Restate the material word for word and leave out anything that is a picture.

● Stored data entries:
· · · · ·

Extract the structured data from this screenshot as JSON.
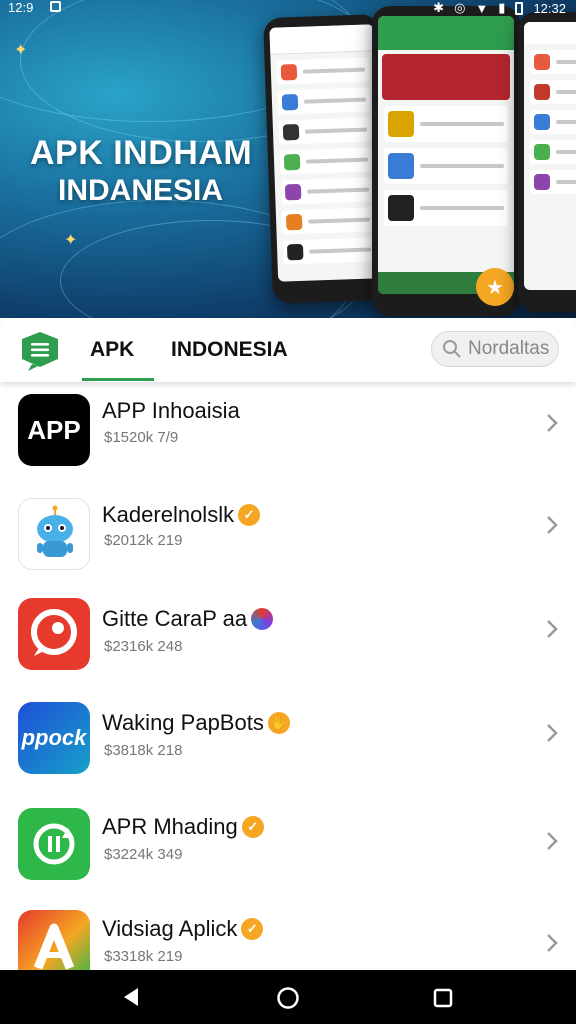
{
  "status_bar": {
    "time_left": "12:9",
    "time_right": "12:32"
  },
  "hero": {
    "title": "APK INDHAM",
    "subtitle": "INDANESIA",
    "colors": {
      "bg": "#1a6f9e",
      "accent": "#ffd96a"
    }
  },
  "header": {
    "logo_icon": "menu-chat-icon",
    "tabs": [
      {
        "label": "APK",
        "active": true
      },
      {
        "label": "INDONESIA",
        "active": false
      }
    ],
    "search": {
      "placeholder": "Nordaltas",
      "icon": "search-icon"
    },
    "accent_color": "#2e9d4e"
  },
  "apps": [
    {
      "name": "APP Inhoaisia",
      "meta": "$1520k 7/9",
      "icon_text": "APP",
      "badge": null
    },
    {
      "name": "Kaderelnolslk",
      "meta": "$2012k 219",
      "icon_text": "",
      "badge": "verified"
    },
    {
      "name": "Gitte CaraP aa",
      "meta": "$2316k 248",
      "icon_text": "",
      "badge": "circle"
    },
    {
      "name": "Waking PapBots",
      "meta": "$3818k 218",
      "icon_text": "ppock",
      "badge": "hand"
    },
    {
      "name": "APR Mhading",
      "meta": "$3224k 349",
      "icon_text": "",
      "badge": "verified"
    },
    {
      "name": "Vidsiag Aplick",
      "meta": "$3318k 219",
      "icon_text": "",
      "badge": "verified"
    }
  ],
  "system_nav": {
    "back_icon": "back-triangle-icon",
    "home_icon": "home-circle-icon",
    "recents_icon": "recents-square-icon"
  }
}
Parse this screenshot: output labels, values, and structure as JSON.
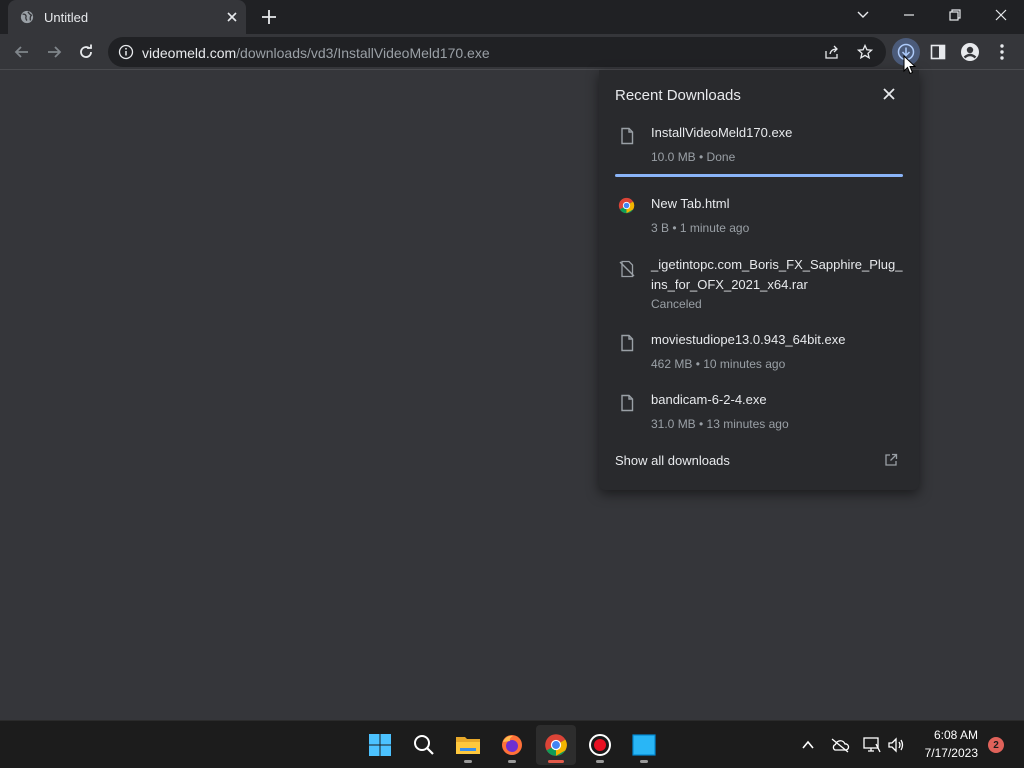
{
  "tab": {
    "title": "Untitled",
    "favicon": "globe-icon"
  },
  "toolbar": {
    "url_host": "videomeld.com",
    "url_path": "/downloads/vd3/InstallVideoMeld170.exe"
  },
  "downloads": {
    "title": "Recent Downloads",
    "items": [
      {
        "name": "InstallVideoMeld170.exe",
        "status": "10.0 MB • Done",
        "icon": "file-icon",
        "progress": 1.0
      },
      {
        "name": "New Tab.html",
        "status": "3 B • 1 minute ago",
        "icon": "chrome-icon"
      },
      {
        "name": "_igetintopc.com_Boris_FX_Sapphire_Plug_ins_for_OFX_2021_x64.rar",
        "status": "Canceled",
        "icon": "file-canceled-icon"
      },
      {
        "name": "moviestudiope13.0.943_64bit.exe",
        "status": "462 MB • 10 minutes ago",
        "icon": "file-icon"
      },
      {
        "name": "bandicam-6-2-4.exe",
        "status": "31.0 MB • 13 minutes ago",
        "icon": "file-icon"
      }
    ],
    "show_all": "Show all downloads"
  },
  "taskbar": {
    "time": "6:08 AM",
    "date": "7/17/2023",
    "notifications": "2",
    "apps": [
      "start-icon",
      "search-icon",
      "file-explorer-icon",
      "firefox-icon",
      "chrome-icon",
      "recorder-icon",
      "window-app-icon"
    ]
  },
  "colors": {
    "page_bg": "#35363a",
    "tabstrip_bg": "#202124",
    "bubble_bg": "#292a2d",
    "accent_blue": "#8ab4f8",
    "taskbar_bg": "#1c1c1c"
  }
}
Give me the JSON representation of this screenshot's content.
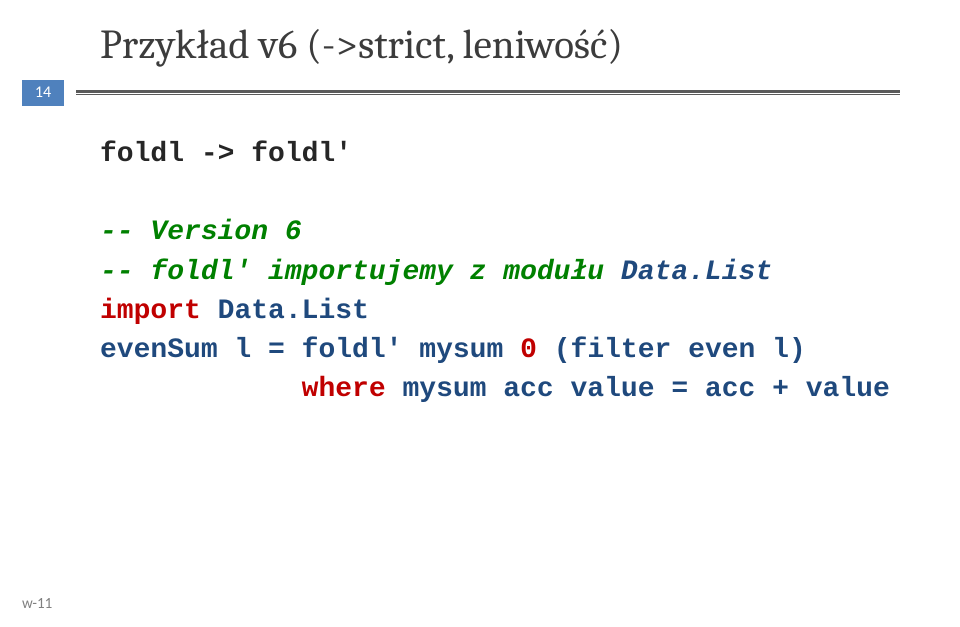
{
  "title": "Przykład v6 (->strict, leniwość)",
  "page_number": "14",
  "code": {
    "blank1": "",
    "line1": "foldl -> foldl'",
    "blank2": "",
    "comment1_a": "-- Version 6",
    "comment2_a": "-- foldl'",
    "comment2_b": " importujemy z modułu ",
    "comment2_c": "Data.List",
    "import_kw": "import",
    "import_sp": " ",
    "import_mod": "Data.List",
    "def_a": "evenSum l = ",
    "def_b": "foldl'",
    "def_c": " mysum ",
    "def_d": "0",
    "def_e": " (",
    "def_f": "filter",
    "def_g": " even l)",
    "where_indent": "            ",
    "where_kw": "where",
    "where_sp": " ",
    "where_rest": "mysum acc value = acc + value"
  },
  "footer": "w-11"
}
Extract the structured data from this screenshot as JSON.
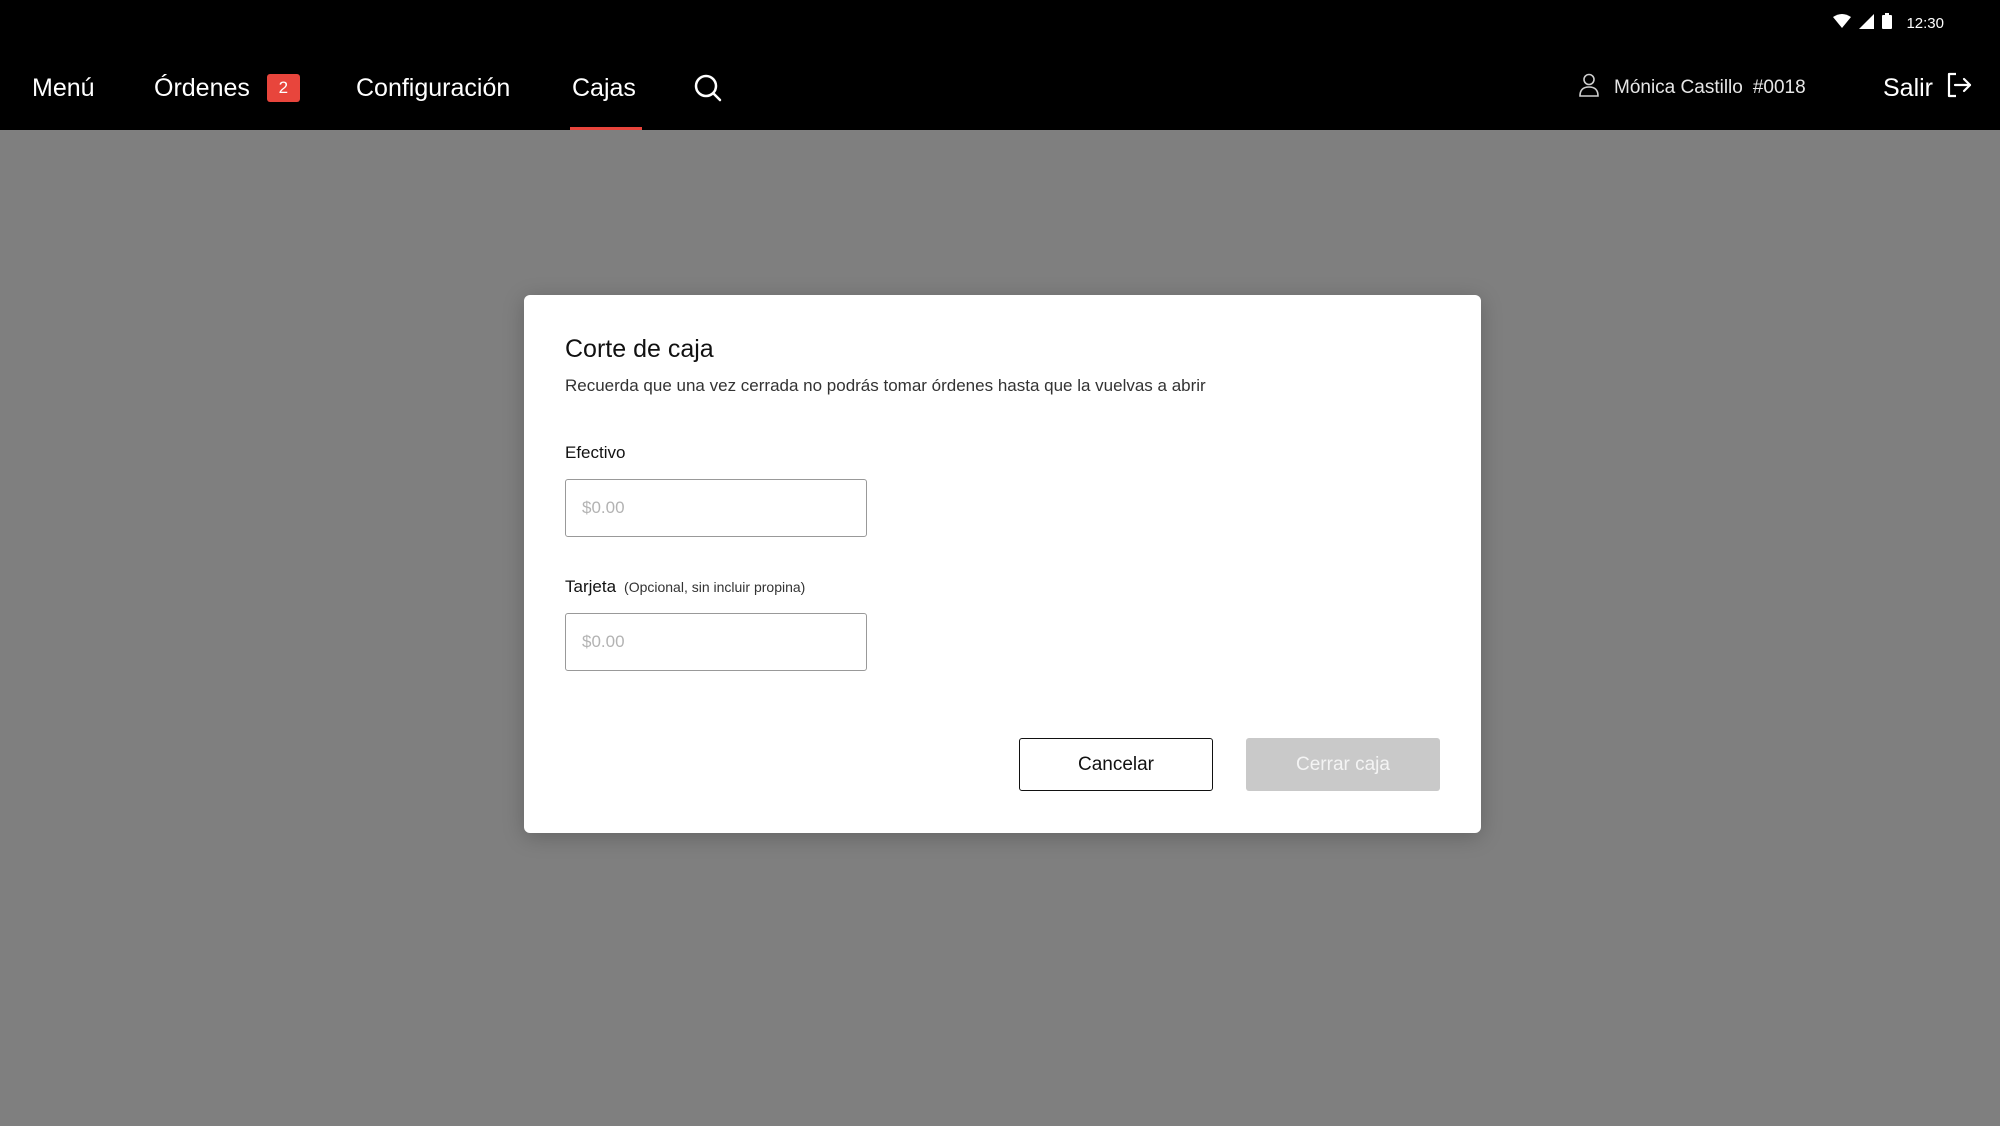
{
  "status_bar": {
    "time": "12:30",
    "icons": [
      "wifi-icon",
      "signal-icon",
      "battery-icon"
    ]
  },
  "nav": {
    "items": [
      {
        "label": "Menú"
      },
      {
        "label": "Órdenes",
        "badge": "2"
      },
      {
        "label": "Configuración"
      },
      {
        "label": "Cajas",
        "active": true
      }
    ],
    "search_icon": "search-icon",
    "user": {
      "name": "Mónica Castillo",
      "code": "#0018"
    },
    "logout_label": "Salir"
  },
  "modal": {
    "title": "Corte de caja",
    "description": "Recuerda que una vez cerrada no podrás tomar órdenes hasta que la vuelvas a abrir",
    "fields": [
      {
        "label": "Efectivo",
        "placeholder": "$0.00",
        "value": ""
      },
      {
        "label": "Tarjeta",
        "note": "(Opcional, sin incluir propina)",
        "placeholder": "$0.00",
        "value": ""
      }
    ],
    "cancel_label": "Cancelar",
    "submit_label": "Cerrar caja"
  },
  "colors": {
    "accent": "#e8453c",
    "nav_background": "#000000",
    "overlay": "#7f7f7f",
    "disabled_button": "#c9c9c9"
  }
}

· · · · ·

● Full output:
Extract the structured data from this screenshot as JSON.
{
  "status_bar": {
    "time_left": "12:9",
    "time_right": "12:32"
  },
  "hero": {
    "title": "APK INDHAM",
    "subtitle": "INDANESIA",
    "colors": {
      "bg": "#1a6f9e",
      "accent": "#ffd96a"
    }
  },
  "header": {
    "logo_icon": "menu-chat-icon",
    "tabs": [
      {
        "label": "APK",
        "active": true
      },
      {
        "label": "INDONESIA",
        "active": false
      }
    ],
    "search": {
      "placeholder": "Nordaltas",
      "icon": "search-icon"
    },
    "accent_color": "#2e9d4e"
  },
  "apps": [
    {
      "name": "APP Inhoaisia",
      "meta": "$1520k 7/9",
      "icon_text": "APP",
      "badge": null
    },
    {
      "name": "Kaderelnolslk",
      "meta": "$2012k 219",
      "icon_text": "",
      "badge": "verified"
    },
    {
      "name": "Gitte CaraP aa",
      "meta": "$2316k 248",
      "icon_text": "",
      "badge": "circle"
    },
    {
      "name": "Waking PapBots",
      "meta": "$3818k 218",
      "icon_text": "ppock",
      "badge": "hand"
    },
    {
      "name": "APR Mhading",
      "meta": "$3224k 349",
      "icon_text": "",
      "badge": "verified"
    },
    {
      "name": "Vidsiag Aplick",
      "meta": "$3318k 219",
      "icon_text": "",
      "badge": "verified"
    }
  ],
  "system_nav": {
    "back_icon": "back-triangle-icon",
    "home_icon": "home-circle-icon",
    "recents_icon": "recents-square-icon"
  }
}
Parse this screenshot: output labels, values, and structure as JSON.
{
  "tab": {
    "title": "Untitled",
    "favicon": "globe-icon"
  },
  "toolbar": {
    "url_host": "videomeld.com",
    "url_path": "/downloads/vd3/InstallVideoMeld170.exe"
  },
  "downloads": {
    "title": "Recent Downloads",
    "items": [
      {
        "name": "InstallVideoMeld170.exe",
        "status": "10.0 MB • Done",
        "icon": "file-icon",
        "progress": 1.0
      },
      {
        "name": "New Tab.html",
        "status": "3 B • 1 minute ago",
        "icon": "chrome-icon"
      },
      {
        "name": "_igetintopc.com_Boris_FX_Sapphire_Plug_ins_for_OFX_2021_x64.rar",
        "status": "Canceled",
        "icon": "file-canceled-icon"
      },
      {
        "name": "moviestudiope13.0.943_64bit.exe",
        "status": "462 MB • 10 minutes ago",
        "icon": "file-icon"
      },
      {
        "name": "bandicam-6-2-4.exe",
        "status": "31.0 MB • 13 minutes ago",
        "icon": "file-icon"
      }
    ],
    "show_all": "Show all downloads"
  },
  "taskbar": {
    "time": "6:08 AM",
    "date": "7/17/2023",
    "notifications": "2",
    "apps": [
      "start-icon",
      "search-icon",
      "file-explorer-icon",
      "firefox-icon",
      "chrome-icon",
      "recorder-icon",
      "window-app-icon"
    ]
  },
  "colors": {
    "page_bg": "#35363a",
    "tabstrip_bg": "#202124",
    "bubble_bg": "#292a2d",
    "accent_blue": "#8ab4f8",
    "taskbar_bg": "#1c1c1c"
  }
}
Give me the JSON representation of this screenshot's content.
{
  "title": "Przykład v6 (->strict, leniwość)",
  "page_number": "14",
  "code": {
    "blank1": "",
    "line1": "foldl -> foldl'",
    "blank2": "",
    "comment1_a": "-- Version 6",
    "comment2_a": "-- foldl'",
    "comment2_b": " importujemy z modułu ",
    "comment2_c": "Data.List",
    "import_kw": "import",
    "import_sp": " ",
    "import_mod": "Data.List",
    "def_a": "evenSum l = ",
    "def_b": "foldl'",
    "def_c": " mysum ",
    "def_d": "0",
    "def_e": " (",
    "def_f": "filter",
    "def_g": " even l)",
    "where_indent": "            ",
    "where_kw": "where",
    "where_sp": " ",
    "where_rest": "mysum acc value = acc + value"
  },
  "footer": "w-11"
}
Extract the structured data from this screenshot as JSON.
{
  "status_bar": {
    "time": "12:30",
    "icons": [
      "wifi-icon",
      "signal-icon",
      "battery-icon"
    ]
  },
  "nav": {
    "items": [
      {
        "label": "Menú"
      },
      {
        "label": "Órdenes",
        "badge": "2"
      },
      {
        "label": "Configuración"
      },
      {
        "label": "Cajas",
        "active": true
      }
    ],
    "search_icon": "search-icon",
    "user": {
      "name": "Mónica Castillo",
      "code": "#0018"
    },
    "logout_label": "Salir"
  },
  "modal": {
    "title": "Corte de caja",
    "description": "Recuerda que una vez cerrada no podrás tomar órdenes hasta que la vuelvas a abrir",
    "fields": [
      {
        "label": "Efectivo",
        "placeholder": "$0.00",
        "value": ""
      },
      {
        "label": "Tarjeta",
        "note": "(Opcional, sin incluir propina)",
        "placeholder": "$0.00",
        "value": ""
      }
    ],
    "cancel_label": "Cancelar",
    "submit_label": "Cerrar caja"
  },
  "colors": {
    "accent": "#e8453c",
    "nav_background": "#000000",
    "overlay": "#7f7f7f",
    "disabled_button": "#c9c9c9"
  }
}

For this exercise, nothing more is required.